REQUEST:
Your task is to repeat all of the material exactly.

DATA PROVIDED:

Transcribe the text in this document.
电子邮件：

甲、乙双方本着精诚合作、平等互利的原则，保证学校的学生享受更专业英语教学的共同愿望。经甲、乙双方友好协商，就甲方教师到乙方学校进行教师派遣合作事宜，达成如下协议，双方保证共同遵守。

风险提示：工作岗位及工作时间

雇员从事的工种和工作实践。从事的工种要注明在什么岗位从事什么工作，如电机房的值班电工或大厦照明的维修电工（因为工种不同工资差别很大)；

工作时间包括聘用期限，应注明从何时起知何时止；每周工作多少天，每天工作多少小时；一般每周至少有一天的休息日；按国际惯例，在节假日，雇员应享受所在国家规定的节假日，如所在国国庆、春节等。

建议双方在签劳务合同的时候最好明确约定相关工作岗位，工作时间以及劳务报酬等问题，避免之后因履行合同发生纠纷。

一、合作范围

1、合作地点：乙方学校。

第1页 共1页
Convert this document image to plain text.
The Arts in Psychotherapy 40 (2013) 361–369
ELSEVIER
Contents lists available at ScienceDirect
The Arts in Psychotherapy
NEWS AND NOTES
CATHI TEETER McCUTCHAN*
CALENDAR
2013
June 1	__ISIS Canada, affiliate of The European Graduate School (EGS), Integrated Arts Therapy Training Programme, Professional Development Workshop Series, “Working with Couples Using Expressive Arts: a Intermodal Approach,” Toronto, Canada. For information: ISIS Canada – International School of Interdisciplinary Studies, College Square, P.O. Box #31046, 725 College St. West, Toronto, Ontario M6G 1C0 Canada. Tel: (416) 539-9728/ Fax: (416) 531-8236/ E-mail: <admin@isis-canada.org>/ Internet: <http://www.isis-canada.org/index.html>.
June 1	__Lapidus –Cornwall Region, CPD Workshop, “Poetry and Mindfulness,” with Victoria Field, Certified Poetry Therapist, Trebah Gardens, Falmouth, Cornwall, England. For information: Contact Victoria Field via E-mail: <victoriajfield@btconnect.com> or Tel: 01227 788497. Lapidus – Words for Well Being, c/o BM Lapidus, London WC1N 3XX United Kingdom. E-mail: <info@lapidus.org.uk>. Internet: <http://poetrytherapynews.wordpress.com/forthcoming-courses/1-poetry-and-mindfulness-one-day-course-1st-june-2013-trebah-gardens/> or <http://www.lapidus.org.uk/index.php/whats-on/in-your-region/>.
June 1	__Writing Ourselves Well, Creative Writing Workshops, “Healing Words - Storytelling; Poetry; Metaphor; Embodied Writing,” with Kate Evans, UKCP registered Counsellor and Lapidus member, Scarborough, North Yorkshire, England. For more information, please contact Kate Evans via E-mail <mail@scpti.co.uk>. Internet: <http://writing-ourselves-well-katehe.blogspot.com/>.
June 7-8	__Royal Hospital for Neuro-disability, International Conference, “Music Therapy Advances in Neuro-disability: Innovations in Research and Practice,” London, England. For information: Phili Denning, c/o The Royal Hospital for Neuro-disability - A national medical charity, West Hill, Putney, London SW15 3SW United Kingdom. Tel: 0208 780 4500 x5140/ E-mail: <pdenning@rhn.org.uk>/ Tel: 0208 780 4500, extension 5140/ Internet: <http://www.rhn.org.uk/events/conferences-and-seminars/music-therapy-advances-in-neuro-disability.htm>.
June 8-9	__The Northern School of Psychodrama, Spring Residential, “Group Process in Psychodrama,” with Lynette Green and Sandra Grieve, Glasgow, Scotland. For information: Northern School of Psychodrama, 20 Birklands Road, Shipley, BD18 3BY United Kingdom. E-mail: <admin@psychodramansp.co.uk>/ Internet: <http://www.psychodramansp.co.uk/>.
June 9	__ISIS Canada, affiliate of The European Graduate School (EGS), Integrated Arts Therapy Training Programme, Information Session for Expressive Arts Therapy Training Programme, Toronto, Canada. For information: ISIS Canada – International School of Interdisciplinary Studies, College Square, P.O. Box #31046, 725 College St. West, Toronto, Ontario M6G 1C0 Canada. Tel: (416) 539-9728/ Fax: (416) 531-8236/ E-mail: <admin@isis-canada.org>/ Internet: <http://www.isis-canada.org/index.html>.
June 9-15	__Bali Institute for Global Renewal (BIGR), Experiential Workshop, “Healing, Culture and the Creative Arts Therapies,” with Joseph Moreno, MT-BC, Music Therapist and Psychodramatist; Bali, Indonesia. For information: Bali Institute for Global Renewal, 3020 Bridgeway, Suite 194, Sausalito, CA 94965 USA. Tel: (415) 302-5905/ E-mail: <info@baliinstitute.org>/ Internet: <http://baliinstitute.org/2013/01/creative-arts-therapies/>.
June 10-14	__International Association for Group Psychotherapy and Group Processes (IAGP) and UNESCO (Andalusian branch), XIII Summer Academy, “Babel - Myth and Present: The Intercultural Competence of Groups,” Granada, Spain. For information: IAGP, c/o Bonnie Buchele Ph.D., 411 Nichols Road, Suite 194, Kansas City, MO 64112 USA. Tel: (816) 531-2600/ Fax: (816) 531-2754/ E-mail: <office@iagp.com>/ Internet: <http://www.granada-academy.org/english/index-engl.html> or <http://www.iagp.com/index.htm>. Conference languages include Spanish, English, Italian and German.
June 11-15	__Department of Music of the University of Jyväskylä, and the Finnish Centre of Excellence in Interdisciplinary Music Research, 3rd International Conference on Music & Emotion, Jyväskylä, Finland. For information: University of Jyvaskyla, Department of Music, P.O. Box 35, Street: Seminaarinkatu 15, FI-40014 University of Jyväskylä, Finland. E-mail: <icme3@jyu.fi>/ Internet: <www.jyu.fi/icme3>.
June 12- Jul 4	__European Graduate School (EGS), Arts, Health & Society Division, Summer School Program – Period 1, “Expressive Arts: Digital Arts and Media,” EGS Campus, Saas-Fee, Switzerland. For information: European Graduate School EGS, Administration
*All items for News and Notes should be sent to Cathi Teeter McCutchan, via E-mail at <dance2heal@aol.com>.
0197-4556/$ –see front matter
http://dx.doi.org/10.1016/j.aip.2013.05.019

FINISHED TASK:
Transcribe the text in this document.
电子邮件：

甲、乙双方本着精诚合作、平等互利的原则，保证学校的学生享受更专业英语教学的共同愿望。经甲、乙双方友好协商，就甲方教师到乙方学校进行教师派遣合作事宜，达成如下协议，双方保证共同遵守。

风险提示：工作岗位及工作时间

雇员从事的工种和工作实践。从事的工种要注明在什么岗位从事什么工作，如电机房的值班电工或大厦照明的维修电工（因为工种不同工资差别很大)；

工作时间包括聘用期限，应注明从何时起知何时止；每周工作多少天，每天工作多少小时；一般每周至少有一天的休息日；按国际惯例，在节假日，雇员应享受所在国家规定的节假日，如所在国国庆、春节等。

建议双方在签劳务合同的时候最好明确约定相关工作岗位，工作时间以及劳务报酬等问题，避免之后因履行合同发生纠纷。

一、合作范围

1、合作地点：乙方学校。

第1页 共1页
Convert this document image to plain text.
The Arts in Psychotherapy 40 (2013) 361–369
ELSEVIER
Contents lists available at ScienceDirect
The Arts in Psychotherapy
NEWS AND NOTES
CATHI TEETER McCUTCHAN*
CALENDAR
2013
June 1	__ISIS Canada, affiliate of The European Graduate School (EGS), Integrated Arts Therapy Training Programme, Professional Development Workshop Series, “Working with Couples Using Expressive Arts: a Intermodal Approach,” Toronto, Canada. For information: ISIS Canada – International School of Interdisciplinary Studies, College Square, P.O. Box #31046, 725 College St. West, Toronto, Ontario M6G 1C0 Canada. Tel: (416) 539-9728/ Fax: (416) 531-8236/ E-mail: <admin@isis-canada.org>/ Internet: <http://www.isis-canada.org/index.html>.
June 1	__Lapidus –Cornwall Region, CPD Workshop, “Poetry and Mindfulness,” with Victoria Field, Certified Poetry Therapist, Trebah Gardens, Falmouth, Cornwall, England. For information: Contact Victoria Field via E-mail: <victoriajfield@btconnect.com> or Tel: 01227 788497. Lapidus – Words for Well Being, c/o BM Lapidus, London WC1N 3XX United Kingdom. E-mail: <info@lapidus.org.uk>. Internet: <http://poetrytherapynews.wordpress.com/forthcoming-courses/1-poetry-and-mindfulness-one-day-course-1st-june-2013-trebah-gardens/> or <http://www.lapidus.org.uk/index.php/whats-on/in-your-region/>.
June 1	__Writing Ourselves Well, Creative Writing Workshops, “Healing Words - Storytelling; Poetry; Metaphor; Embodied Writing,” with Kate Evans, UKCP registered Counsellor and Lapidus member, Scarborough, North Yorkshire, England. For more information, please contact Kate Evans via E-mail <mail@scpti.co.uk>. Internet: <http://writing-ourselves-well-katehe.blogspot.com/>.
June 7-8	__Royal Hospital for Neuro-disability, International Conference, “Music Therapy Advances in Neuro-disability: Innovations in Research and Practice,” London, England. For information: Phili Denning, c/o The Royal Hospital for Neuro-disability - A national medical charity, West Hill, Putney, London SW15 3SW United Kingdom. Tel: 0208 780 4500 x5140/ E-mail: <pdenning@rhn.org.uk>/ Tel: 0208 780 4500, extension 5140/ Internet: <http://www.rhn.org.uk/events/conferences-and-seminars/music-therapy-advances-in-neuro-disability.htm>.
June 8-9	__The Northern School of Psychodrama, Spring Residential, “Group Process in Psychodrama,” with Lynette Green and Sandra Grieve, Glasgow, Scotland. For information: Northern School of Psychodrama, 20 Birklands Road, Shipley, BD18 3BY United Kingdom. E-mail: <admin@psychodramansp.co.uk>/ Internet: <http://www.psychodramansp.co.uk/>.
June 9	__ISIS Canada, affiliate of The European Graduate School (EGS), Integrated Arts Therapy Training Programme, Information Session for Expressive Arts Therapy Training Programme, Toronto, Canada. For information: ISIS Canada – International School of Interdisciplinary Studies, College Square, P.O. Box #31046, 725 College St. West, Toronto, Ontario M6G 1C0 Canada. Tel: (416) 539-9728/ Fax: (416) 531-8236/ E-mail: <admin@isis-canada.org>/ Internet: <http://www.isis-canada.org/index.html>.
June 9-15	__Bali Institute for Global Renewal (BIGR), Experiential Workshop, “Healing, Culture and the Creative Arts Therapies,” with Joseph Moreno, MT-BC, Music Therapist and Psychodramatist; Bali, Indonesia. For information: Bali Institute for Global Renewal, 3020 Bridgeway, Suite 194, Sausalito, CA 94965 USA. Tel: (415) 302-5905/ E-mail: <info@baliinstitute.org>/ Internet: <http://baliinstitute.org/2013/01/creative-arts-therapies/>.
June 10-14	__International Association for Group Psychotherapy and Group Processes (IAGP) and UNESCO (Andalusian branch), XIII Summer Academy, “Babel - Myth and Present: The Intercultural Competence of Groups,” Granada, Spain. For information: IAGP, c/o Bonnie Buchele Ph.D., 411 Nichols Road, Suite 194, Kansas City, MO 64112 USA. Tel: (816) 531-2600/ Fax: (816) 531-2754/ E-mail: <office@iagp.com>/ Internet: <http://www.granada-academy.org/english/index-engl.html> or <http://www.iagp.com/index.htm>. Conference languages include Spanish, English, Italian and German.
June 11-15	__Department of Music of the University of Jyväskylä, and the Finnish Centre of Excellence in Interdisciplinary Music Research, 3rd International Conference on Music & Emotion, Jyväskylä, Finland. For information: University of Jyvaskyla, Department of Music, P.O. Box 35, Street: Seminaarinkatu 15, FI-40014 University of Jyväskylä, Finland. E-mail: <icme3@jyu.fi>/ Internet: <www.jyu.fi/icme3>.
June 12- Jul 4	__European Graduate School (EGS), Arts, Health & Society Division, Summer School Program – Period 1, “Expressive Arts: Digital Arts and Media,” EGS Campus, Saas-Fee, Switzerland. For information: European Graduate School EGS, Administration
*All items for News and Notes should be sent to Cathi Teeter McCutchan, via E-mail at <dance2heal@aol.com>.
0197-4556/$ –see front matter
http://dx.doi.org/10.1016/j.aip.2013.05.019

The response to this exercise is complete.